*Exercise aim*
Repeat all of the material below exactly as written, images excluded.

*Supplied records*

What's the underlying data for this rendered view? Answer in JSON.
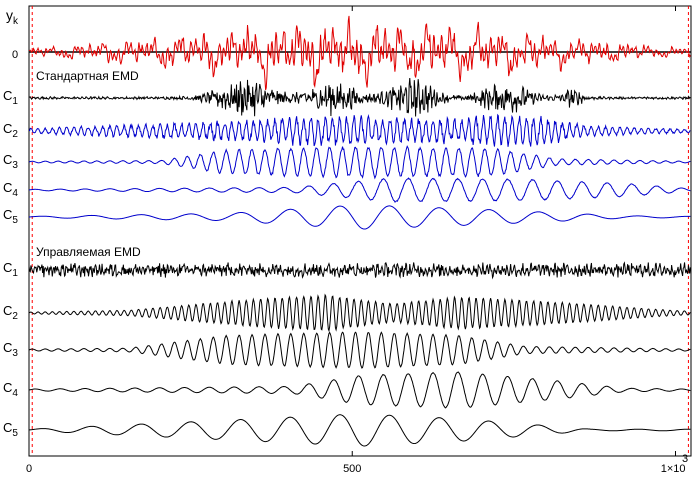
{
  "chart_data": {
    "type": "line",
    "title": "",
    "xlim": [
      0,
      1024
    ],
    "x_ticks": [
      {
        "value": 0,
        "label": "0"
      },
      {
        "value": 500,
        "label": "500"
      },
      {
        "value": 1000,
        "label": "1×10"
      }
    ],
    "x_exponent": "3",
    "y_axis_label": {
      "main": "y",
      "sub": "k"
    },
    "y_tick_label": "0",
    "boundary_markers_x": [
      5,
      1020
    ],
    "colors": {
      "signal": "#e00000",
      "standard": "#0000cc",
      "controlled": "#000000",
      "markers": "#ff0000"
    },
    "sections": [
      {
        "title": "Стандартная EMD"
      },
      {
        "title": "Управляемая EMD"
      }
    ],
    "series": [
      {
        "name": "y",
        "group": "signal",
        "label": "y",
        "sub": "k",
        "components": [
          [
            0.4,
            0.013,
            0
          ],
          [
            0.5,
            0.026,
            1
          ],
          [
            0.45,
            0.05,
            2
          ],
          [
            0.4,
            0.09,
            3
          ],
          [
            0.6,
            0.16,
            4
          ]
        ],
        "noise": 0.35,
        "envelope": [
          [
            0.04,
            0.1
          ],
          [
            0.4,
            0.55
          ],
          [
            0.6,
            0.55
          ],
          [
            0.96,
            0.1
          ]
        ],
        "amplitude": 1.0
      },
      {
        "name": "C1",
        "group": "standard",
        "label": "C",
        "sub": "1",
        "color": "#000000",
        "components": [
          [
            0.4,
            0.16,
            0
          ]
        ],
        "noise": 1.0,
        "bursts": [
          [
            0.33,
            0.05,
            3.5
          ],
          [
            0.46,
            0.04,
            3.0
          ],
          [
            0.58,
            0.04,
            3.5
          ],
          [
            0.72,
            0.04,
            3.0
          ],
          [
            0.82,
            0.02,
            1.5
          ]
        ],
        "amplitude": 1.0
      },
      {
        "name": "C2",
        "group": "standard",
        "label": "C",
        "sub": "2",
        "color": "#0000cc",
        "components": [
          [
            1.0,
            0.09,
            0
          ]
        ],
        "noise": 0.35,
        "envelope": [
          [
            0.0,
            0.15
          ],
          [
            0.3,
            0.6
          ],
          [
            0.45,
            0.9
          ],
          [
            0.62,
            0.7
          ],
          [
            0.75,
            1.0
          ],
          [
            0.85,
            0.3
          ],
          [
            1.0,
            0.1
          ]
        ],
        "amplitude": 1.0
      },
      {
        "name": "C3",
        "group": "standard",
        "label": "C",
        "sub": "3",
        "color": "#0000cc",
        "components": [
          [
            1.0,
            0.05,
            0
          ]
        ],
        "noise": 0.1,
        "envelope": [
          [
            0.0,
            0.05
          ],
          [
            0.2,
            0.1
          ],
          [
            0.3,
            0.8
          ],
          [
            0.5,
            1.0
          ],
          [
            0.7,
            0.9
          ],
          [
            0.8,
            0.2
          ],
          [
            1.0,
            0.05
          ]
        ],
        "amplitude": 1.0
      },
      {
        "name": "C4",
        "group": "standard",
        "label": "C",
        "sub": "4",
        "color": "#0000cc",
        "components": [
          [
            1.0,
            0.026,
            0
          ]
        ],
        "noise": 0.05,
        "envelope": [
          [
            0.0,
            0.05
          ],
          [
            0.4,
            0.2
          ],
          [
            0.55,
            0.9
          ],
          [
            0.75,
            0.8
          ],
          [
            0.9,
            0.5
          ],
          [
            1.0,
            0.1
          ]
        ],
        "amplitude": 1.0
      },
      {
        "name": "C5",
        "group": "standard",
        "label": "C",
        "sub": "5",
        "color": "#0000cc",
        "components": [
          [
            1.0,
            0.013,
            0
          ]
        ],
        "noise": 0.0,
        "envelope": [
          [
            0.0,
            0.05
          ],
          [
            0.3,
            0.3
          ],
          [
            0.5,
            1.0
          ],
          [
            0.7,
            0.6
          ],
          [
            0.9,
            0.1
          ],
          [
            1.0,
            0.05
          ]
        ],
        "amplitude": 1.0
      },
      {
        "name": "C1",
        "group": "controlled",
        "label": "C",
        "sub": "1",
        "color": "#000000",
        "components": [
          [
            0.5,
            0.16,
            0
          ]
        ],
        "noise": 1.0,
        "envelope": [
          [
            0.0,
            1.0
          ],
          [
            1.0,
            1.0
          ]
        ],
        "amplitude": 0.85
      },
      {
        "name": "C2",
        "group": "controlled",
        "label": "C",
        "sub": "2",
        "color": "#000000",
        "components": [
          [
            1.0,
            0.09,
            0
          ]
        ],
        "noise": 0.05,
        "envelope": [
          [
            0.0,
            0.05
          ],
          [
            0.15,
            0.15
          ],
          [
            0.35,
            0.8
          ],
          [
            0.45,
            1.0
          ],
          [
            0.55,
            0.5
          ],
          [
            0.65,
            0.9
          ],
          [
            0.8,
            0.6
          ],
          [
            0.95,
            0.2
          ],
          [
            1.0,
            0.1
          ]
        ],
        "amplitude": 1.0
      },
      {
        "name": "C3",
        "group": "controlled",
        "label": "C",
        "sub": "3",
        "color": "#000000",
        "components": [
          [
            1.0,
            0.05,
            0
          ]
        ],
        "noise": 0.03,
        "envelope": [
          [
            0.0,
            0.05
          ],
          [
            0.15,
            0.1
          ],
          [
            0.3,
            0.8
          ],
          [
            0.5,
            1.0
          ],
          [
            0.65,
            0.8
          ],
          [
            0.75,
            0.2
          ],
          [
            1.0,
            0.05
          ]
        ],
        "amplitude": 1.0
      },
      {
        "name": "C4",
        "group": "controlled",
        "label": "C",
        "sub": "4",
        "color": "#000000",
        "components": [
          [
            1.0,
            0.026,
            0
          ]
        ],
        "noise": 0.02,
        "envelope": [
          [
            0.0,
            0.05
          ],
          [
            0.4,
            0.2
          ],
          [
            0.5,
            0.8
          ],
          [
            0.65,
            1.0
          ],
          [
            0.8,
            0.5
          ],
          [
            0.9,
            0.1
          ],
          [
            1.0,
            0.05
          ]
        ],
        "amplitude": 1.0
      },
      {
        "name": "C5",
        "group": "controlled",
        "label": "C",
        "sub": "5",
        "color": "#000000",
        "components": [
          [
            1.0,
            0.013,
            0
          ]
        ],
        "noise": 0.0,
        "envelope": [
          [
            0.0,
            0.05
          ],
          [
            0.35,
            0.7
          ],
          [
            0.5,
            1.0
          ],
          [
            0.65,
            0.7
          ],
          [
            0.85,
            0.05
          ],
          [
            1.0,
            0.05
          ]
        ],
        "amplitude": 1.0
      }
    ]
  }
}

*Answer to this problem*
What's the underlying data for this rendered view? Answer in JSON.
{
  "chart_data": {
    "type": "line",
    "title": "",
    "xlim": [
      0,
      1024
    ],
    "x_ticks": [
      {
        "value": 0,
        "label": "0"
      },
      {
        "value": 500,
        "label": "500"
      },
      {
        "value": 1000,
        "label": "1×10"
      }
    ],
    "x_exponent": "3",
    "y_axis_label": {
      "main": "y",
      "sub": "k"
    },
    "y_tick_label": "0",
    "boundary_markers_x": [
      5,
      1020
    ],
    "colors": {
      "signal": "#e00000",
      "standard": "#0000cc",
      "controlled": "#000000",
      "markers": "#ff0000"
    },
    "sections": [
      {
        "title": "Стандартная EMD"
      },
      {
        "title": "Управляемая EMD"
      }
    ],
    "series": [
      {
        "name": "y",
        "group": "signal",
        "label": "y",
        "sub": "k",
        "components": [
          [
            0.4,
            0.013,
            0
          ],
          [
            0.5,
            0.026,
            1
          ],
          [
            0.45,
            0.05,
            2
          ],
          [
            0.4,
            0.09,
            3
          ],
          [
            0.6,
            0.16,
            4
          ]
        ],
        "noise": 0.35,
        "envelope": [
          [
            0.04,
            0.1
          ],
          [
            0.4,
            0.55
          ],
          [
            0.6,
            0.55
          ],
          [
            0.96,
            0.1
          ]
        ],
        "amplitude": 1.0
      },
      {
        "name": "C1",
        "group": "standard",
        "label": "C",
        "sub": "1",
        "color": "#000000",
        "components": [
          [
            0.4,
            0.16,
            0
          ]
        ],
        "noise": 1.0,
        "bursts": [
          [
            0.33,
            0.05,
            3.5
          ],
          [
            0.46,
            0.04,
            3.0
          ],
          [
            0.58,
            0.04,
            3.5
          ],
          [
            0.72,
            0.04,
            3.0
          ],
          [
            0.82,
            0.02,
            1.5
          ]
        ],
        "amplitude": 1.0
      },
      {
        "name": "C2",
        "group": "standard",
        "label": "C",
        "sub": "2",
        "color": "#0000cc",
        "components": [
          [
            1.0,
            0.09,
            0
          ]
        ],
        "noise": 0.35,
        "envelope": [
          [
            0.0,
            0.15
          ],
          [
            0.3,
            0.6
          ],
          [
            0.45,
            0.9
          ],
          [
            0.62,
            0.7
          ],
          [
            0.75,
            1.0
          ],
          [
            0.85,
            0.3
          ],
          [
            1.0,
            0.1
          ]
        ],
        "amplitude": 1.0
      },
      {
        "name": "C3",
        "group": "standard",
        "label": "C",
        "sub": "3",
        "color": "#0000cc",
        "components": [
          [
            1.0,
            0.05,
            0
          ]
        ],
        "noise": 0.1,
        "envelope": [
          [
            0.0,
            0.05
          ],
          [
            0.2,
            0.1
          ],
          [
            0.3,
            0.8
          ],
          [
            0.5,
            1.0
          ],
          [
            0.7,
            0.9
          ],
          [
            0.8,
            0.2
          ],
          [
            1.0,
            0.05
          ]
        ],
        "amplitude": 1.0
      },
      {
        "name": "C4",
        "group": "standard",
        "label": "C",
        "sub": "4",
        "color": "#0000cc",
        "components": [
          [
            1.0,
            0.026,
            0
          ]
        ],
        "noise": 0.05,
        "envelope": [
          [
            0.0,
            0.05
          ],
          [
            0.4,
            0.2
          ],
          [
            0.55,
            0.9
          ],
          [
            0.75,
            0.8
          ],
          [
            0.9,
            0.5
          ],
          [
            1.0,
            0.1
          ]
        ],
        "amplitude": 1.0
      },
      {
        "name": "C5",
        "group": "standard",
        "label": "C",
        "sub": "5",
        "color": "#0000cc",
        "components": [
          [
            1.0,
            0.013,
            0
          ]
        ],
        "noise": 0.0,
        "envelope": [
          [
            0.0,
            0.05
          ],
          [
            0.3,
            0.3
          ],
          [
            0.5,
            1.0
          ],
          [
            0.7,
            0.6
          ],
          [
            0.9,
            0.1
          ],
          [
            1.0,
            0.05
          ]
        ],
        "amplitude": 1.0
      },
      {
        "name": "C1",
        "group": "controlled",
        "label": "C",
        "sub": "1",
        "color": "#000000",
        "components": [
          [
            0.5,
            0.16,
            0
          ]
        ],
        "noise": 1.0,
        "envelope": [
          [
            0.0,
            1.0
          ],
          [
            1.0,
            1.0
          ]
        ],
        "amplitude": 0.85
      },
      {
        "name": "C2",
        "group": "controlled",
        "label": "C",
        "sub": "2",
        "color": "#000000",
        "components": [
          [
            1.0,
            0.09,
            0
          ]
        ],
        "noise": 0.05,
        "envelope": [
          [
            0.0,
            0.05
          ],
          [
            0.15,
            0.15
          ],
          [
            0.35,
            0.8
          ],
          [
            0.45,
            1.0
          ],
          [
            0.55,
            0.5
          ],
          [
            0.65,
            0.9
          ],
          [
            0.8,
            0.6
          ],
          [
            0.95,
            0.2
          ],
          [
            1.0,
            0.1
          ]
        ],
        "amplitude": 1.0
      },
      {
        "name": "C3",
        "group": "controlled",
        "label": "C",
        "sub": "3",
        "color": "#000000",
        "components": [
          [
            1.0,
            0.05,
            0
          ]
        ],
        "noise": 0.03,
        "envelope": [
          [
            0.0,
            0.05
          ],
          [
            0.15,
            0.1
          ],
          [
            0.3,
            0.8
          ],
          [
            0.5,
            1.0
          ],
          [
            0.65,
            0.8
          ],
          [
            0.75,
            0.2
          ],
          [
            1.0,
            0.05
          ]
        ],
        "amplitude": 1.0
      },
      {
        "name": "C4",
        "group": "controlled",
        "label": "C",
        "sub": "4",
        "color": "#000000",
        "components": [
          [
            1.0,
            0.026,
            0
          ]
        ],
        "noise": 0.02,
        "envelope": [
          [
            0.0,
            0.05
          ],
          [
            0.4,
            0.2
          ],
          [
            0.5,
            0.8
          ],
          [
            0.65,
            1.0
          ],
          [
            0.8,
            0.5
          ],
          [
            0.9,
            0.1
          ],
          [
            1.0,
            0.05
          ]
        ],
        "amplitude": 1.0
      },
      {
        "name": "C5",
        "group": "controlled",
        "label": "C",
        "sub": "5",
        "color": "#000000",
        "components": [
          [
            1.0,
            0.013,
            0
          ]
        ],
        "noise": 0.0,
        "envelope": [
          [
            0.0,
            0.05
          ],
          [
            0.35,
            0.7
          ],
          [
            0.5,
            1.0
          ],
          [
            0.65,
            0.7
          ],
          [
            0.85,
            0.05
          ],
          [
            1.0,
            0.05
          ]
        ],
        "amplitude": 1.0
      }
    ]
  }
}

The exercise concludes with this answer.